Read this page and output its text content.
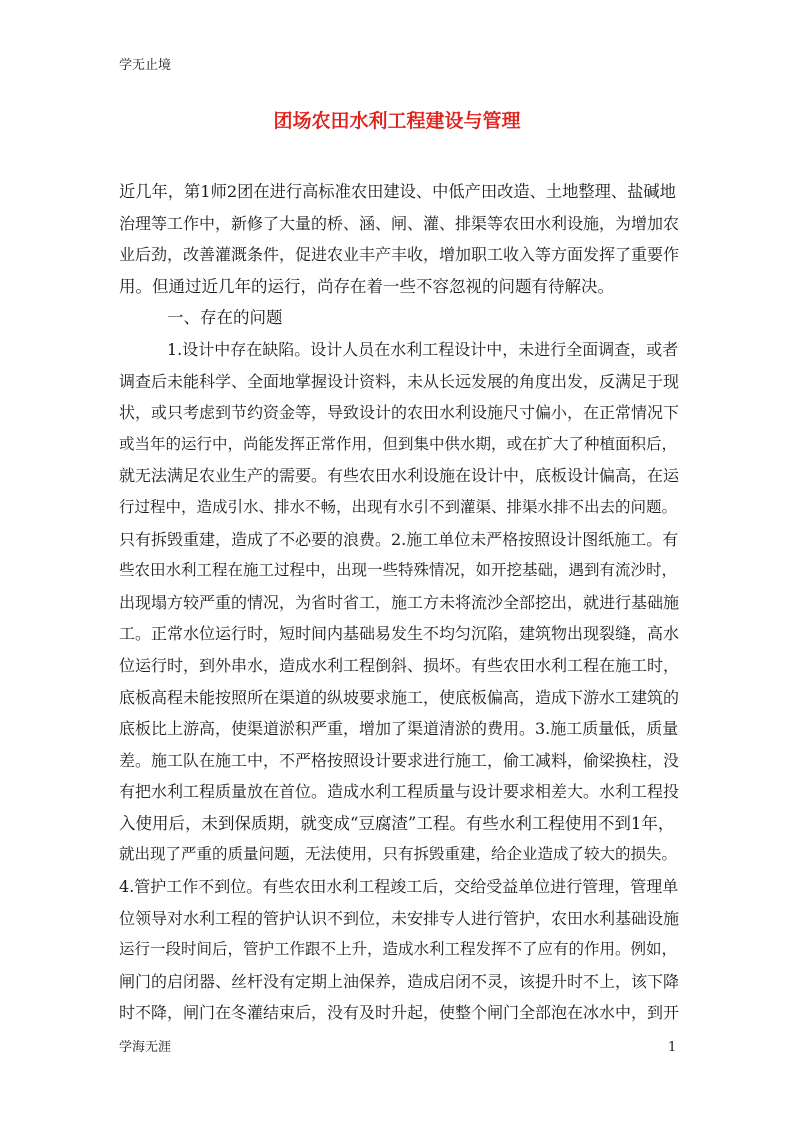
学无止境
团场农田水利工程建设与管理
近几年，第1师2团在进行高标准农田建设、中低产田改造、土地整理、盐碱地
治理等工作中，新修了大量的桥、涵、闸、灌、排渠等农田水利设施，为增加农
业后劲，改善灌溉条件，促进农业丰产丰收，增加职工收入等方面发挥了重要作
用。但通过近几年的运行，尚存在着一些不容忽视的问题有待解决。
一、存在的问题
1.设计中存在缺陷。设计人员在水利工程设计中，未进行全面调查，或者
调查后未能科学、全面地掌握设计资料，未从长远发展的角度出发，反满足于现
状，或只考虑到节约资金等，导致设计的农田水利设施尺寸偏小，在正常情况下
或当年的运行中，尚能发挥正常作用，但到集中供水期，或在扩大了种植面积后，
就无法满足农业生产的需要。有些农田水利设施在设计中，底板设计偏高，在运
行过程中，造成引水、排水不畅，出现有水引不到灌渠、排渠水排不出去的问题。
只有拆毁重建，造成了不必要的浪费。2.施工单位未严格按照设计图纸施工。有
些农田水利工程在施工过程中，出现一些特殊情况，如开挖基础，遇到有流沙时，
出现塌方较严重的情况，为省时省工，施工方未将流沙全部挖出，就进行基础施
工。正常水位运行时，短时间内基础易发生不均匀沉陷，建筑物出现裂缝，高水
位运行时，到外串水，造成水利工程倒斜、损坏。有些农田水利工程在施工时，
底板高程未能按照所在渠道的纵坡要求施工，使底板偏高，造成下游水工建筑的
底板比上游高，使渠道淤积严重，增加了渠道清淤的费用。3.施工质量低，质量
差。施工队在施工中，不严格按照设计要求进行施工，偷工减料，偷梁换柱，没
有把水利工程质量放在首位。造成水利工程质量与设计要求相差大。水利工程投
入使用后，未到保质期，就变成“豆腐渣”工程。有些水利工程使用不到1年，
就出现了严重的质量问题，无法使用，只有拆毁重建，给企业造成了较大的损失。
4.管护工作不到位。有些农田水利工程竣工后，交给受益单位进行管理，管理单
位领导对水利工程的管护认识不到位，未安排专人进行管护，农田水利基础设施
运行一段时间后，管护工作跟不上升，造成水利工程发挥不了应有的作用。例如，
闸门的启闭器、丝杆没有定期上油保养，造成启闭不灵，该提升时不上，该下降
时不降，闸门在冬灌结束后，没有及时升起，使整个闸门全部泡在冰水中，到开
学海无涯	1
---------------
Leave the pictures out and write out every entry exactly as given.

Read this page and output its text content.
学无止境
团场农田水利工程建设与管理
近几年，第1师2团在进行高标准农田建设、中低产田改造、土地整理、盐碱地
治理等工作中，新修了大量的桥、涵、闸、灌、排渠等农田水利设施，为增加农
业后劲，改善灌溉条件，促进农业丰产丰收，增加职工收入等方面发挥了重要作
用。但通过近几年的运行，尚存在着一些不容忽视的问题有待解决。
一、存在的问题
1.设计中存在缺陷。设计人员在水利工程设计中，未进行全面调查，或者
调查后未能科学、全面地掌握设计资料，未从长远发展的角度出发，反满足于现
状，或只考虑到节约资金等，导致设计的农田水利设施尺寸偏小，在正常情况下
或当年的运行中，尚能发挥正常作用，但到集中供水期，或在扩大了种植面积后，
就无法满足农业生产的需要。有些农田水利设施在设计中，底板设计偏高，在运
行过程中，造成引水、排水不畅，出现有水引不到灌渠、排渠水排不出去的问题。
只有拆毁重建，造成了不必要的浪费。2.施工单位未严格按照设计图纸施工。有
些农田水利工程在施工过程中，出现一些特殊情况，如开挖基础，遇到有流沙时，
出现塌方较严重的情况，为省时省工，施工方未将流沙全部挖出，就进行基础施
工。正常水位运行时，短时间内基础易发生不均匀沉陷，建筑物出现裂缝，高水
位运行时，到外串水，造成水利工程倒斜、损坏。有些农田水利工程在施工时，
底板高程未能按照所在渠道的纵坡要求施工，使底板偏高，造成下游水工建筑的
底板比上游高，使渠道淤积严重，增加了渠道清淤的费用。3.施工质量低，质量
差。施工队在施工中，不严格按照设计要求进行施工，偷工减料，偷梁换柱，没
有把水利工程质量放在首位。造成水利工程质量与设计要求相差大。水利工程投
入使用后，未到保质期，就变成“豆腐渣”工程。有些水利工程使用不到1年，
就出现了严重的质量问题，无法使用，只有拆毁重建，给企业造成了较大的损失。
4.管护工作不到位。有些农田水利工程竣工后，交给受益单位进行管理，管理单
位领导对水利工程的管护认识不到位，未安排专人进行管护，农田水利基础设施
运行一段时间后，管护工作跟不上升，造成水利工程发挥不了应有的作用。例如，
闸门的启闭器、丝杆没有定期上油保养，造成启闭不灵，该提升时不上，该下降
时不降，闸门在冬灌结束后，没有及时升起，使整个闸门全部泡在冰水中，到开
学海无涯	1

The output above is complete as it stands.